Convert the records from the line containing "Patent image size: (612, 345)." down to the line containing "The voltage across the capacitor UC is", both included, into a two-column CSV with the headers record and answer. Give one row per record, with its text and its answer each in a single quoted field and line breaks replaced by spaces.

Data for the task:

--------------------

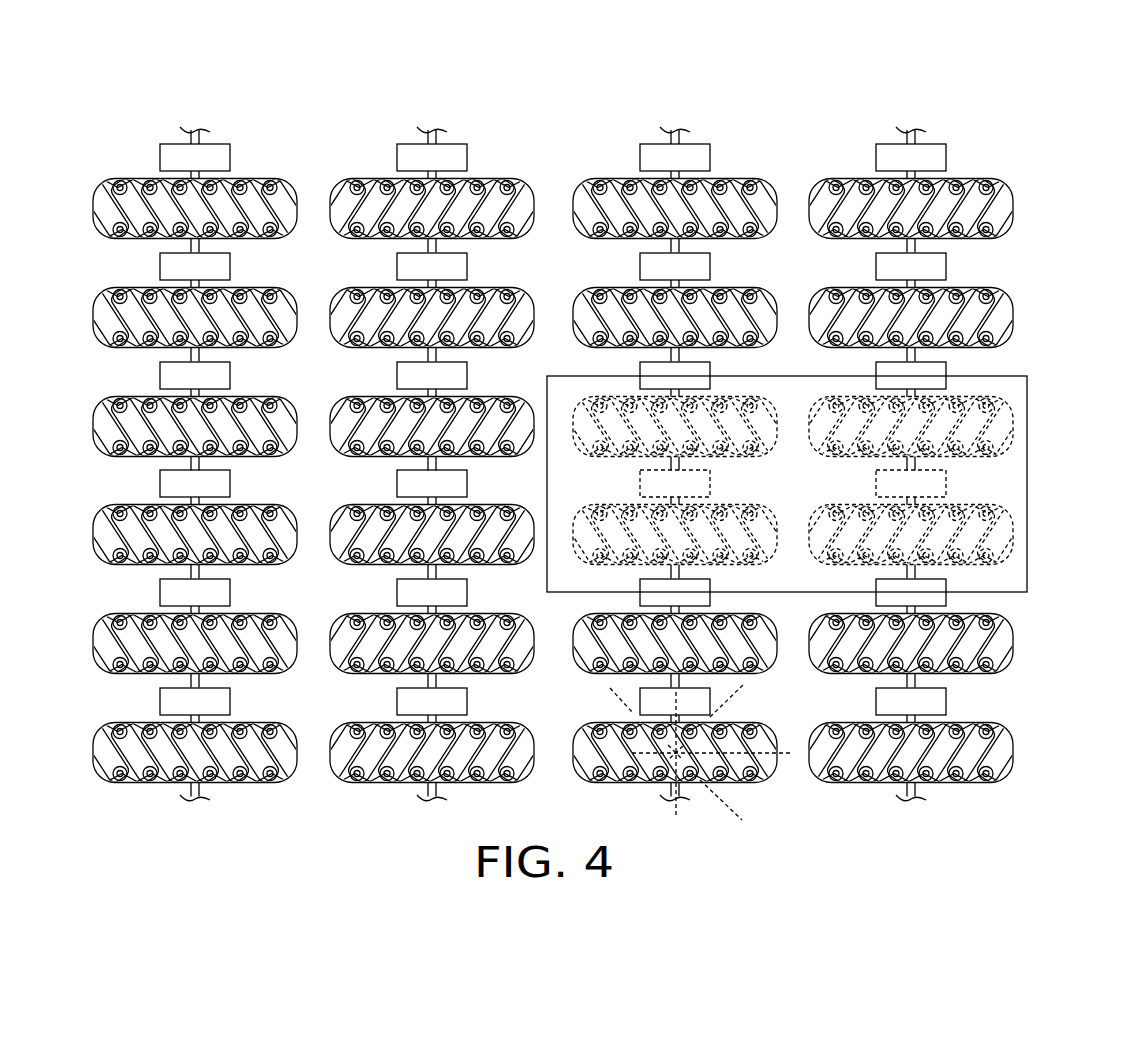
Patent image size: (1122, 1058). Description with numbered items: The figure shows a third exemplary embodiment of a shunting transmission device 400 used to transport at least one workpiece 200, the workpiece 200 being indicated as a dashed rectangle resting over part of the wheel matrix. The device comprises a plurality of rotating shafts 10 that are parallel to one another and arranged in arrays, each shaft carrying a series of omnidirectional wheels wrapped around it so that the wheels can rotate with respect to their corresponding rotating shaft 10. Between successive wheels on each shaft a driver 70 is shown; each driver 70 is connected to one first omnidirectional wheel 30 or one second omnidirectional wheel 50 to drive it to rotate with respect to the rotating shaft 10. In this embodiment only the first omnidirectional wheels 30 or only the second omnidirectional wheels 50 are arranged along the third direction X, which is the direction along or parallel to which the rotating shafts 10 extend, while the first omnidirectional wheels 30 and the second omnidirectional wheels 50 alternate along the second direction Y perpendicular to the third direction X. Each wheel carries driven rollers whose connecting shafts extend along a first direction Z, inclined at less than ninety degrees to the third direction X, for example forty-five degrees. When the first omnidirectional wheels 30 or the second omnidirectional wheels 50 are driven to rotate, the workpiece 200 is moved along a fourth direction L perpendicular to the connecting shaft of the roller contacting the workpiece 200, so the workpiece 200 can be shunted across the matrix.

The shunting transmission device 400 is at (590, 92).
The rotating shaft 10 is at (200, 130).
The driver 70 is at (408, 152).
The first omnidirectional wheel 30 is at (575, 481).
The second omnidirectional wheel 50 is at (585, 643).
The workpiece 200 is at (1003, 376).
The fourth direction L is at (737, 695).
The third direction X is at (673, 808).
The second direction Y is at (790, 753).
The first direction Z is at (745, 816).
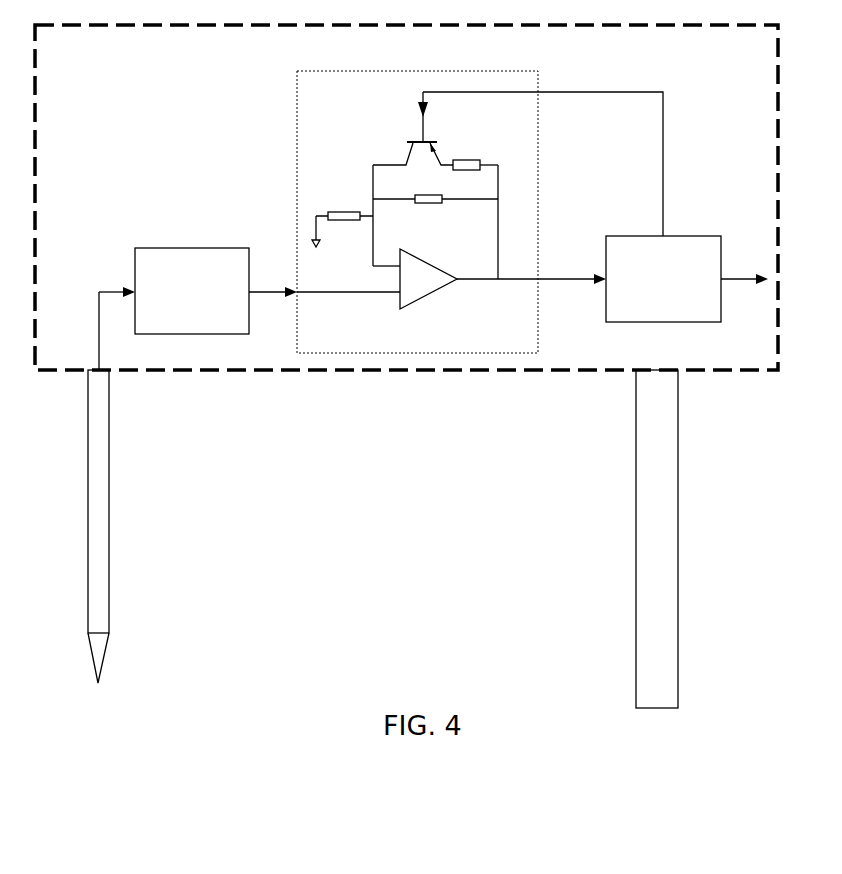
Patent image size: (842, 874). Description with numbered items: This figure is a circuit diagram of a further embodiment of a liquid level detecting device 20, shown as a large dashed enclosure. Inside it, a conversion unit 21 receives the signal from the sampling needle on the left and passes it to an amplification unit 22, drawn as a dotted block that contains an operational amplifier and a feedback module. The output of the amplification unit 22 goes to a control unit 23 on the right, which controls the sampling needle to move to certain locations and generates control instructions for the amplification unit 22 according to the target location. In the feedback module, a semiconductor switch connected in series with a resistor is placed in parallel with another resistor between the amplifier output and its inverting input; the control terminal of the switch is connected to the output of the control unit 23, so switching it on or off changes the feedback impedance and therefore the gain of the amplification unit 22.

The liquid level detecting device 20 is at (305, 372).
The conversion unit 21 is at (182, 342).
The amplification unit 22 is at (396, 358).
The control unit 23 is at (682, 326).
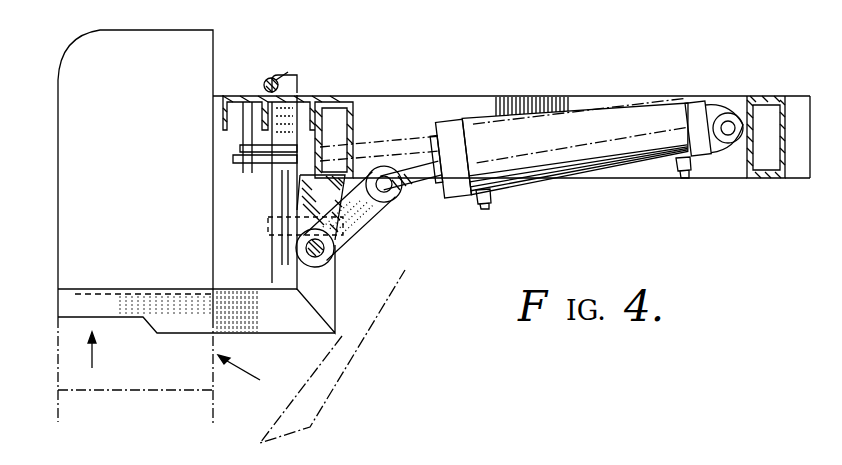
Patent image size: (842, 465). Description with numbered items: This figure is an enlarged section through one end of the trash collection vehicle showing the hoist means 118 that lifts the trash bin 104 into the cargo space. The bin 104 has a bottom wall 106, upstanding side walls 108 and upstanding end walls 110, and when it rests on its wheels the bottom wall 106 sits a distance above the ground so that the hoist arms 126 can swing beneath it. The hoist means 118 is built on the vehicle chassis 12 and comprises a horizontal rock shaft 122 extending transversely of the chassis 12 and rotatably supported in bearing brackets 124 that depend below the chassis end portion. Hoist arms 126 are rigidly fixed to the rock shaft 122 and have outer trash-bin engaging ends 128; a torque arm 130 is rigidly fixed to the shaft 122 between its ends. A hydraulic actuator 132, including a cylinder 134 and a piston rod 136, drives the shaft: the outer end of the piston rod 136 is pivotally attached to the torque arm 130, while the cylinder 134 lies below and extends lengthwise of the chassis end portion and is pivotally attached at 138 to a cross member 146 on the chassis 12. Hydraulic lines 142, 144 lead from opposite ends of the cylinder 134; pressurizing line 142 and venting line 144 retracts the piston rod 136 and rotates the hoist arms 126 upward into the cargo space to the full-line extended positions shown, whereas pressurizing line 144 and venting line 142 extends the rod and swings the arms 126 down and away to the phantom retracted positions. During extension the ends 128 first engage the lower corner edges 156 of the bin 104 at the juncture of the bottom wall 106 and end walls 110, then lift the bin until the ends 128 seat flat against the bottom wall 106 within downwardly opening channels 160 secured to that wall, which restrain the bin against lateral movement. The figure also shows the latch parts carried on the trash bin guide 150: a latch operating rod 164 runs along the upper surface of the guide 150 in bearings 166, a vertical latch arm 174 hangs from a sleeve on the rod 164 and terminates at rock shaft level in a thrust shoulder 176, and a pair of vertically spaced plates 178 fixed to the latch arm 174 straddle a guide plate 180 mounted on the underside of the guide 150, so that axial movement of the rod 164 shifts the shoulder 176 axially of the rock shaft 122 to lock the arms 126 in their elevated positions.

The vehicle chassis 12 is at (547, 97).
The trash bin 104 is at (213, 43).
The bottom wall 106 is at (76, 293).
The side walls 108 is at (203, 58).
The end walls 110 is at (216, 226).
The hoist means 118 is at (405, 270).
The rock shaft 122 is at (330, 250).
The bearing brackets 124 is at (300, 194).
The hoist arms 126 is at (304, 358).
The outer ends 128 is at (178, 328).
The torque arm 130 is at (365, 208).
The hydraulic actuator 132 is at (590, 176).
The cylinder 134 is at (478, 120).
The piston rod 136 is at (432, 192).
The pivotal attachment 138 is at (729, 120).
The hydraulic line 142 is at (492, 202).
The hydraulic line 144 is at (683, 180).
The cross member 146 is at (766, 98).
The trash bin guide 150 is at (222, 117).
The lower corner edges 156 is at (213, 286).
The channels 160 is at (75, 314).
The latch operating rod 164 is at (288, 72).
The bearings 166 is at (275, 78).
The latch arm 174 is at (298, 90).
The thrust shoulder 176 is at (285, 262).
The plates 178 is at (240, 148).
The guide plate 180 is at (236, 161).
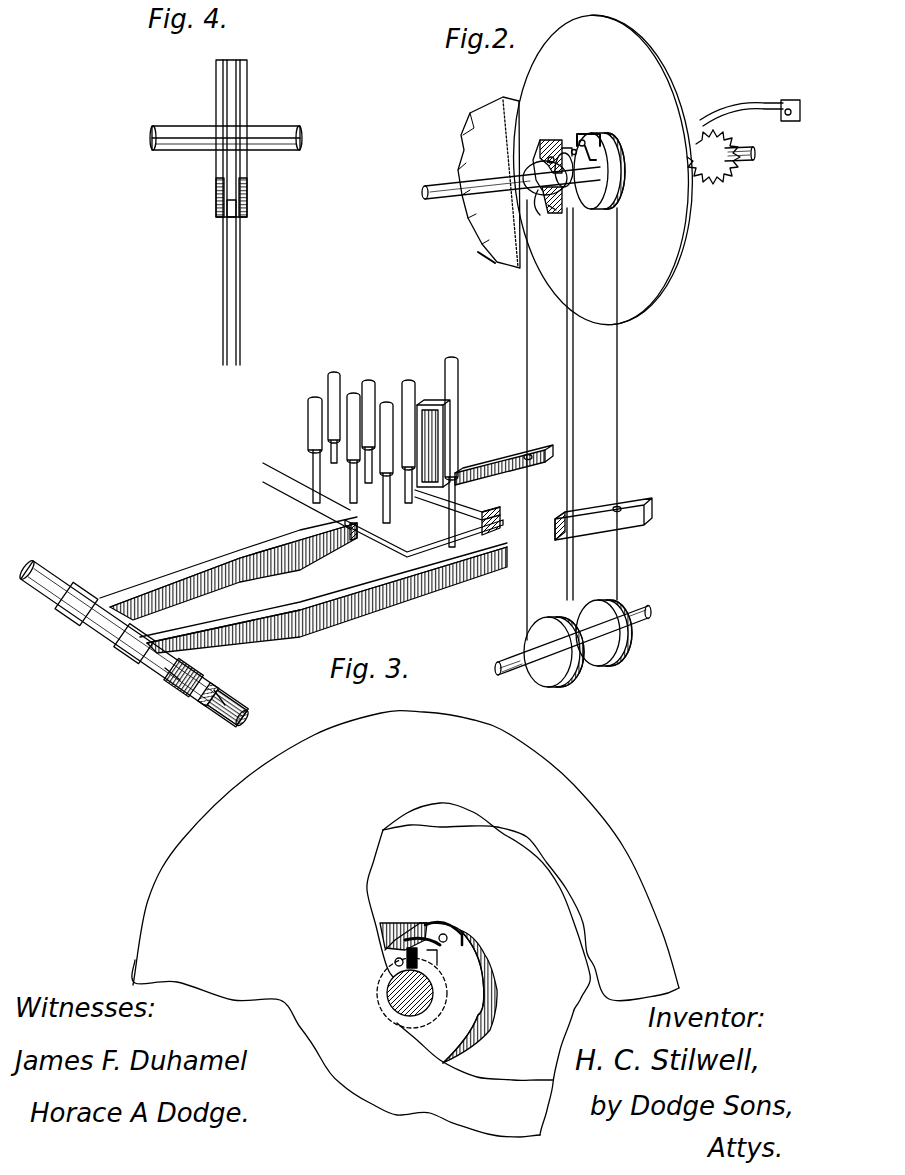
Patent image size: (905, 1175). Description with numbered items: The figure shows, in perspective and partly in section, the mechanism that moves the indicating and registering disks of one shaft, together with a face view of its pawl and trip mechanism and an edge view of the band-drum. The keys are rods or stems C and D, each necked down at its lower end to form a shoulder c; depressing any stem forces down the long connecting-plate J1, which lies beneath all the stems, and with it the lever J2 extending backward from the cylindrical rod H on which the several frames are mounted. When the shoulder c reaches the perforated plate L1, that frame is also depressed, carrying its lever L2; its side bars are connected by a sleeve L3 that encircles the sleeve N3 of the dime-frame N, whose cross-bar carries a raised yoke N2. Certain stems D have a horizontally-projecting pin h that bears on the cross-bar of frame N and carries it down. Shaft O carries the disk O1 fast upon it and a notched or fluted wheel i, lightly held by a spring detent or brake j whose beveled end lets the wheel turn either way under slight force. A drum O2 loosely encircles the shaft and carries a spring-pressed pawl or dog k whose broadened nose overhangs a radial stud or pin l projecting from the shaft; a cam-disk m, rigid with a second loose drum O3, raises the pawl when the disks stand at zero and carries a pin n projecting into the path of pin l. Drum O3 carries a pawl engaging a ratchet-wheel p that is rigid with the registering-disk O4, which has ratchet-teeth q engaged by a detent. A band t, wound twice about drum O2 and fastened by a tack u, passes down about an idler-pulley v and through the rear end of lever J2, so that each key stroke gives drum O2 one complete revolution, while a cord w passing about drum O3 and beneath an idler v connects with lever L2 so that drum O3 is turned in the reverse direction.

In FIG. 4, the shaft O is at (289, 128).
In FIG. 2, the shaft O is at (455, 190).
In FIG. 2, the disk O1 is at (602, 170).
In FIG. 3, the disk O1 is at (405, 924).
In FIG. 4, the disk or drum O2 is at (216, 108).
In FIG. 2, the disk or drum O2 is at (599, 171).
In FIG. 3, the disk or drum O2 is at (437, 993).
In FIG. 2, the disk or drum O3 is at (556, 143).
In FIG. 3, the disk or drum O3 is at (398, 918).
In FIG. 2, the registering-disk O4 is at (488, 262).
In FIG. 3, the registering-disk O4 is at (486, 969).
In FIG. 2, the ratchet-teeth q is at (475, 146).
In FIG. 2, the pawl k is at (590, 140).
In FIG. 3, the pawl k is at (440, 928).
In FIG. 2, the radial stud or pin l is at (592, 158).
In FIG. 3, the radial stud or pin l is at (435, 960).
In FIG. 2, the pin or stud n is at (566, 146).
In FIG. 3, the pin or stud n is at (395, 963).
In FIG. 2, the cam-disk m is at (548, 207).
In FIG. 3, the cam-disk m is at (405, 955).
In FIG. 2, the ratchet-wheel p is at (542, 216).
In FIG. 2, the notched or fluted wheel i is at (721, 157).
In FIG. 2, the spring detent or brake j is at (765, 103).
In FIG. 4, the band or cord t is at (241, 273).
In FIG. 2, the band or cord t is at (575, 360).
In FIG. 2, the cord or band w is at (528, 411).
In FIG. 4, the tack u is at (224, 217).
In FIG. 2, the idler-pulley v is at (573, 643).
In FIG. 2, the horizontally-projecting pin h is at (477, 474).
In FIG. 2, the frame N is at (486, 512).
In FIG. 2, the raised yoke N2 is at (433, 405).
In FIG. 2, the sleeve N3 is at (219, 691).
In FIG. 2, the plate L1 is at (424, 536).
In FIG. 2, the bar or lever L2 is at (275, 548).
In FIG. 2, the sleeve L3 is at (168, 672).
In FIG. 2, the connecting-plate J1 is at (433, 585).
In FIG. 2, the lever or bar J2 is at (347, 592).
In FIG. 2, the cylindrical rod or stem H is at (247, 704).
In FIG. 2, the rods or stems D is at (308, 433).
In FIG. 2, the rods or stems C is at (375, 385).
In FIG. 2, the shoulder c is at (312, 456).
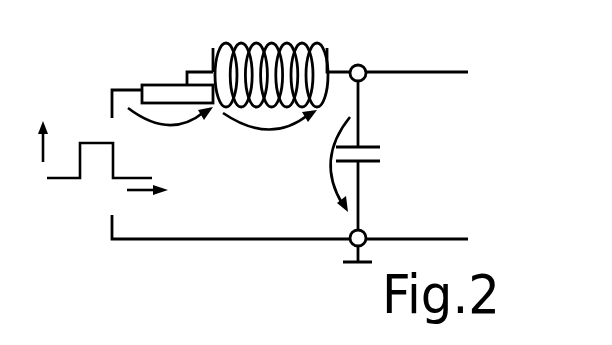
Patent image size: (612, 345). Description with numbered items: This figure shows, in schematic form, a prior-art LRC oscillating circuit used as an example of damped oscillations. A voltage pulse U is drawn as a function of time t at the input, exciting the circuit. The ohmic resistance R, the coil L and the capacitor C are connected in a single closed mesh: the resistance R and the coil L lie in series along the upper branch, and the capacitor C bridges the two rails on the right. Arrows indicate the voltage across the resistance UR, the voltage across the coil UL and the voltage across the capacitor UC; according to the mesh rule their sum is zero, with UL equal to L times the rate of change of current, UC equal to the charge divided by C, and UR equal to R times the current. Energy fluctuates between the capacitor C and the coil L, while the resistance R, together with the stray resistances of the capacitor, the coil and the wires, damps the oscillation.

The ohmic resistance R is at (177, 77).
The coil L is at (281, 55).
The capacitor C is at (370, 154).
The voltage U is at (92, 158).
The time t is at (141, 206).
The voltage across the resistance UR is at (170, 136).
The voltage across the coil UL is at (270, 140).
The voltage across the capacitor UC is at (318, 164).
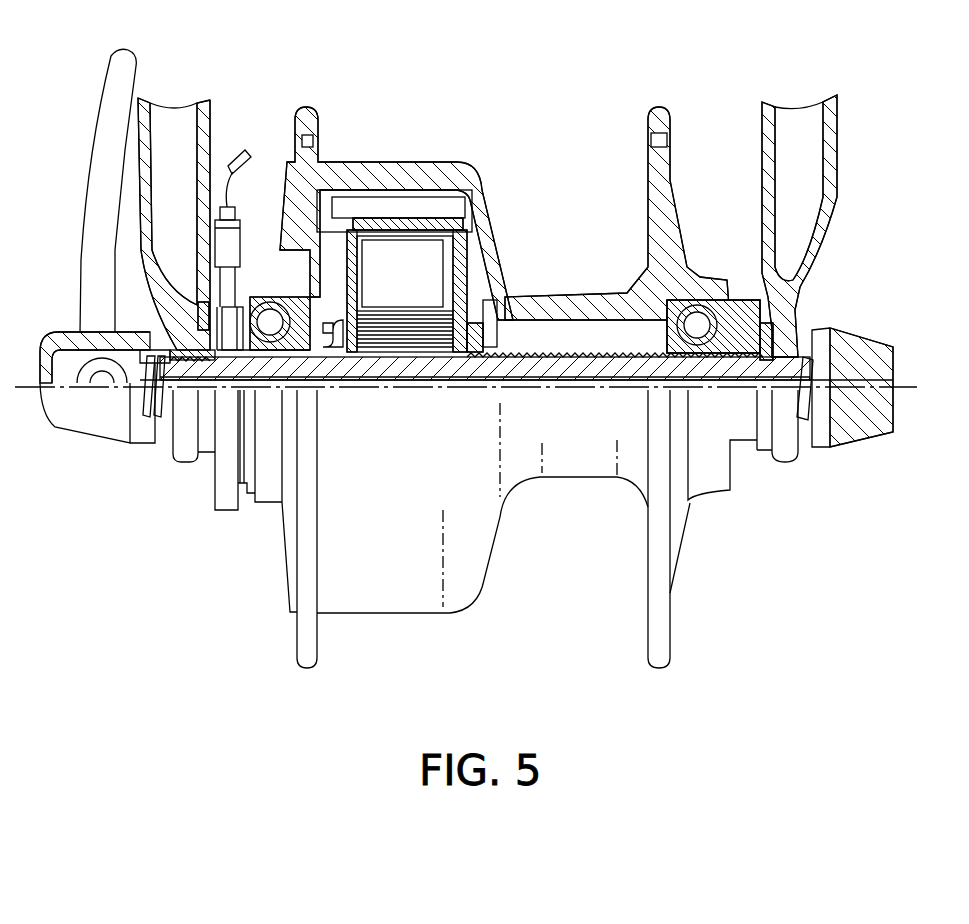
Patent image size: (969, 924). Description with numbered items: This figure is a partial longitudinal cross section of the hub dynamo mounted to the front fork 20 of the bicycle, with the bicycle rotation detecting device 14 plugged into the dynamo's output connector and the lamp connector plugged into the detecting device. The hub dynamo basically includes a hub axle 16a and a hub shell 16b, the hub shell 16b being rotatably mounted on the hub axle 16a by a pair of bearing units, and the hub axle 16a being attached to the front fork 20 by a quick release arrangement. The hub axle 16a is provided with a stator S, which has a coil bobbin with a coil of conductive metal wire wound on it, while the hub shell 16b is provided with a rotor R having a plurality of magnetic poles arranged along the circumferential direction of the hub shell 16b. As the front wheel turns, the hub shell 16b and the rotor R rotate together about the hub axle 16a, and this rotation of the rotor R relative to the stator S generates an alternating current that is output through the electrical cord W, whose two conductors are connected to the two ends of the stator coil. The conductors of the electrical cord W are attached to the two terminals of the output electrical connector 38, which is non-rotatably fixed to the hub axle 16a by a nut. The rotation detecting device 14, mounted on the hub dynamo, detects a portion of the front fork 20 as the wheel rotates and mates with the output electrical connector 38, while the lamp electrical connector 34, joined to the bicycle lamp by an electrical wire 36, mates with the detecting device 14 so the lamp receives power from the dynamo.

The bicycle rotation detecting device 14 is at (205, 276).
The hub axle 16a is at (148, 388).
The hub shell 16b is at (470, 173).
The front fork 20 is at (211, 137).
The lamp electrical connector 34 is at (243, 242).
The electrical wire 36 is at (250, 166).
The output electrical connector 38 is at (201, 310).
The rotor R is at (457, 205).
The stator S is at (468, 272).
The electrical cord W is at (262, 352).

--------------------

Answer to the task:
record,answer
"Patent image size: (612, 345). Description with numbered items: This figure shows, in schematic form, a prior-art LRC oscillating circuit used as an example of damped oscillations. A voltage pulse U is drawn as a function of time t at the input, exciting the circuit. The ohmic resistance R, the coil L and the capacitor C are connected in a single closed mesh: the resistance R and the coil L lie in series along the upper branch, and the capacitor C bridges the two rails on the right. Arrows indicate the voltage across the resistance UR, the voltage across the coil UL and the voltage across the capacitor UC; according to the mesh rule their sum is zero, with UL equal to L times the rate of change of current, UC equal to the charge divided by C, and UR equal to R times the current. Energy fluctuates between the capacitor C and the coil L, while the resistance R, together with the stray resistances of the capacitor, the coil and the wires, damps the oscillation.","The ohmic resistance R is at (177, 77). The coil L is at (281, 55). The capacitor C is at (370, 154). The voltage U is at (92, 158). The time t is at (141, 206). The voltage across the resistance UR is at (170, 136). The voltage across the coil UL is at (270, 140). The voltage across the capacitor UC is at (318, 164)."